• [GIVEN PROBLEM]
Retype the items from the line containing "gross-margin-bar-secondary: [1108, 618, 1168, 631]" through the line containing "top-range[interactable]: Top 10–2019: [1331, 514, 1412, 530]", character for character.

#### SOURCE DATA

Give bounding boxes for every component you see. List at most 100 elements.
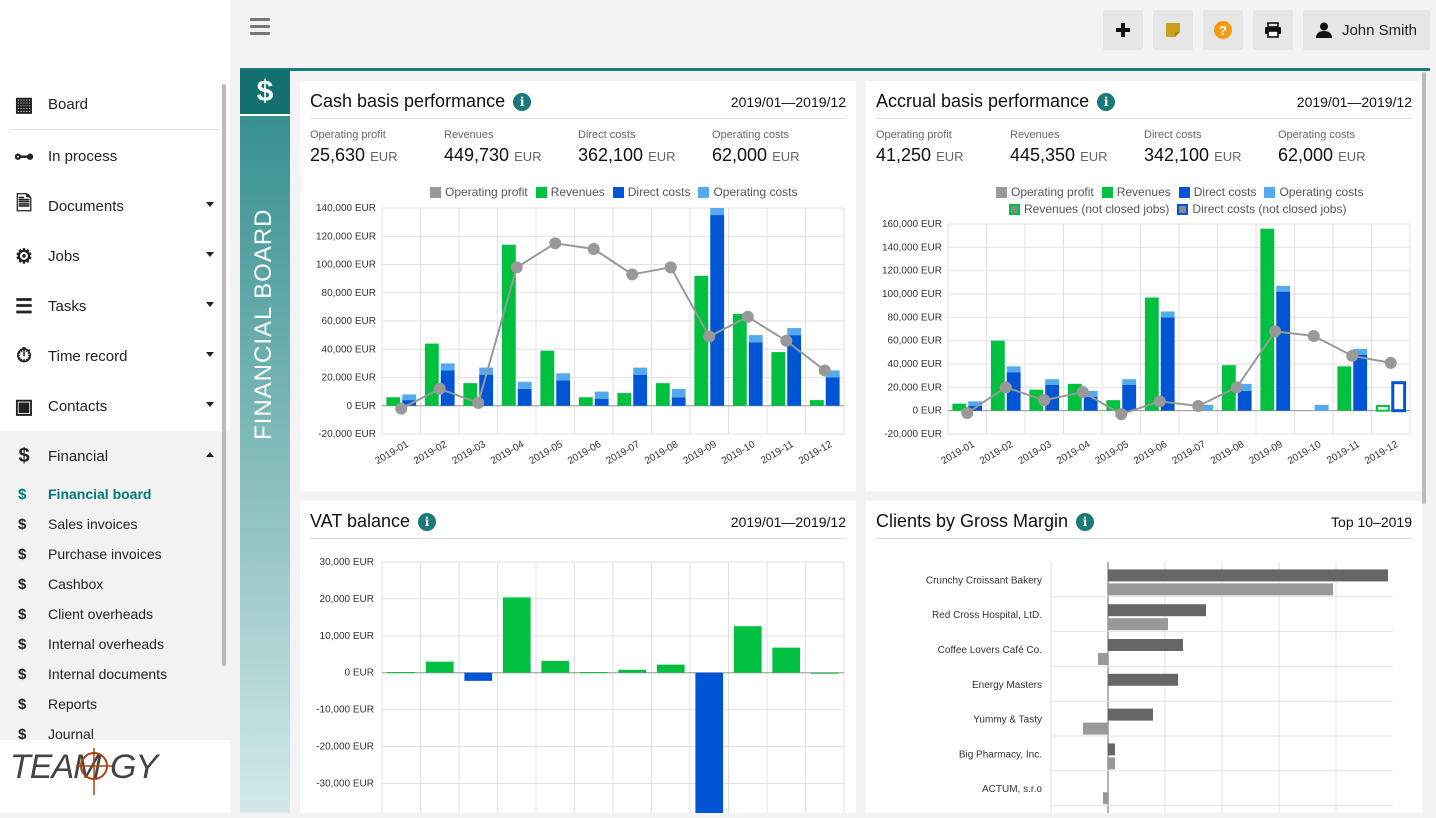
gross-margin-bar-secondary: [1108, 618, 1168, 631]
vat-bar: [387, 671, 416, 673]
legend-item[interactable]: Operating profit: [996, 185, 1094, 199]
cash-basis-panel: Cash basis performance i 2019/01—2019/12 …: [300, 81, 856, 491]
top-range[interactable]: Top 10–2019: [1331, 514, 1412, 530]
vat-balance-chart: 30,000 EUR 20,000 EUR 10,000 EUR 0 EUR -10,0…: [316, 557, 845, 813]
legend-item[interactable]: Revenues (not closed jobs): [1009, 202, 1169, 216]
sidebar-subitem-internal-documents[interactable]: $ Internal documents: [0, 659, 230, 689]
vat-bar: [425, 661, 454, 673]
kpi-revenues: Revenues 445,350 EUR: [1010, 129, 1140, 166]
legend-label: Revenues: [1116, 185, 1171, 199]
chevron-down-icon[interactable]: [206, 302, 214, 307]
sidebar-item-label: Contacts: [48, 397, 108, 415]
sidebar-subitem-purchase-invoices[interactable]: $ Purchase invoices: [0, 539, 230, 569]
date-range[interactable]: 2019/01—2019/12: [730, 514, 846, 530]
direct-cost-bar: [710, 215, 725, 406]
legend-item[interactable]: Operating costs: [698, 185, 798, 199]
gross-margin-bar-secondary: [1103, 792, 1108, 805]
operating-cost-bar: [402, 394, 417, 401]
dollar-icon: $: [18, 575, 27, 593]
date-range[interactable]: 2019/01—2019/12: [730, 94, 846, 110]
x-tick-label: 2019-10: [1286, 439, 1324, 467]
chevron-up-icon[interactable]: [206, 452, 214, 457]
print-button[interactable]: [1253, 10, 1293, 50]
hamburger-menu-icon[interactable]: [250, 18, 270, 38]
y-tick-label: 0 EUR: [345, 668, 374, 679]
legend-label: Direct costs (not closed jobs): [1192, 202, 1347, 216]
add-button[interactable]: [1103, 10, 1143, 50]
sidebar-subitem-client-overheads[interactable]: $ Client overheads: [0, 599, 230, 629]
y-tick-label: 80,000 EUR: [888, 312, 942, 323]
legend-item[interactable]: Operating profit: [430, 185, 528, 199]
notes-button[interactable]: [1153, 10, 1193, 50]
legend-item[interactable]: Direct costs: [612, 185, 691, 199]
info-icon[interactable]: i: [1097, 92, 1116, 111]
info-icon[interactable]: i: [513, 92, 532, 111]
sidebar-subitem-sales-invoices[interactable]: $ Sales invoices: [0, 509, 230, 539]
operating-cost-bar: [968, 401, 983, 406]
legend-label: Revenues (not closed jobs): [1024, 202, 1170, 216]
main-scrollbar[interactable]: [1422, 72, 1426, 504]
panel-title: Cash basis performance: [310, 91, 506, 111]
operating-profit-line: [966, 330, 1391, 416]
info-icon[interactable]: i: [418, 512, 437, 531]
legend-label: Direct costs: [627, 185, 691, 199]
direct-cost-not-closed-bar: [1391, 381, 1407, 413]
vat-bar: [541, 660, 570, 673]
operating-profit-point: [780, 334, 793, 347]
sidebar-subitem-label: Journal: [48, 726, 94, 742]
sidebar-item-time-record[interactable]: ⏱ Time record: [0, 331, 230, 381]
kpi-value: 62,000 EUR: [1278, 145, 1366, 165]
chevron-down-icon[interactable]: [206, 202, 214, 207]
chevron-down-icon[interactable]: [206, 402, 214, 407]
vat-bar: [695, 672, 724, 813]
operating-profit-point: [510, 261, 523, 274]
client-label: Red Cross Hospital, LtD.: [932, 610, 1042, 621]
x-tick-label: 2019-07: [604, 439, 642, 467]
sidebar-item-jobs[interactable]: ⚙ Jobs: [0, 231, 230, 281]
kpi-label: Direct costs: [578, 129, 636, 141]
legend-item[interactable]: Revenues: [1101, 185, 1171, 199]
gross-margin-bar: [1108, 673, 1178, 686]
operating-profit-point: [999, 381, 1012, 394]
kpi-value: 342,100 EUR: [1144, 145, 1242, 165]
printer-icon: [1265, 22, 1281, 38]
user-menu-button[interactable]: John Smith: [1303, 10, 1430, 50]
legend-item[interactable]: Direct costs: [1178, 185, 1256, 199]
legend-item[interactable]: Direct costs (not closed jobs): [1177, 202, 1346, 216]
sidebar-scrollbar[interactable]: [222, 84, 226, 666]
kpi-label: Operating profit: [310, 129, 386, 141]
sidebar-item-tasks[interactable]: ☰ Tasks: [0, 281, 230, 331]
direct-cost-bar: [556, 380, 571, 406]
operating-cost-bar: [1122, 379, 1137, 385]
operating-profit-point: [626, 268, 639, 281]
sidebar-item-board[interactable]: ▦ Board: [0, 79, 230, 129]
sidebar-subitem-financial-board[interactable]: $ Financial board: [0, 479, 230, 509]
chevron-down-icon[interactable]: [206, 252, 214, 257]
sidebar-subitem-reports[interactable]: $ Reports: [0, 689, 230, 719]
operating-cost-bar: [556, 373, 571, 381]
kpi-operating-costs: Operating costs 62,000 EUR: [1278, 129, 1408, 166]
sidebar-subitem-internal-overheads[interactable]: $ Internal overheads: [0, 629, 230, 659]
y-tick-label: 80,000 EUR: [322, 288, 376, 299]
direct-cost-bar: [671, 397, 686, 406]
operating-profit-line: [400, 242, 826, 410]
dollar-icon: $: [18, 695, 27, 713]
info-icon[interactable]: i: [1076, 512, 1095, 531]
date-range[interactable]: 2019/01—2019/12: [1296, 94, 1412, 110]
help-button[interactable]: ?: [1203, 10, 1243, 50]
divider: [10, 129, 220, 130]
operating-cost-bar: [671, 388, 686, 398]
chevron-down-icon[interactable]: [206, 352, 214, 357]
sidebar-subitem-cashbox[interactable]: $ Cashbox: [0, 569, 230, 599]
legend-item[interactable]: Operating costs: [1264, 185, 1364, 199]
sidebar-item-in-process[interactable]: ⊶ In process: [0, 131, 230, 181]
sidebar-item-contacts[interactable]: ▣ Contacts: [0, 381, 230, 431]
revenue-bar: [732, 313, 747, 406]
y-tick-label: 60,000 EUR: [322, 316, 376, 327]
legend-swatch: [1178, 186, 1190, 198]
legend-item[interactable]: Revenues: [535, 185, 605, 199]
sidebar-item-financial[interactable]: $ Financial: [0, 431, 230, 481]
legend-label: Operating costs: [713, 185, 798, 199]
x-tick-label: 2019-01: [373, 439, 411, 467]
sidebar-item-documents[interactable]: 🗎 Documents: [0, 181, 230, 231]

########

• [OUTPUT FOR THIS EXERCISE]
gross-margin-bar-secondary: [1108, 618, 1168, 631]
vat-bar: [387, 671, 416, 673]
legend-item[interactable]: Operating profit: [996, 185, 1094, 199]
cash-basis-panel: Cash basis performance i 2019/01—2019/12 …: [300, 81, 856, 491]
top-range[interactable]: Top 10–2019: [1331, 514, 1412, 530]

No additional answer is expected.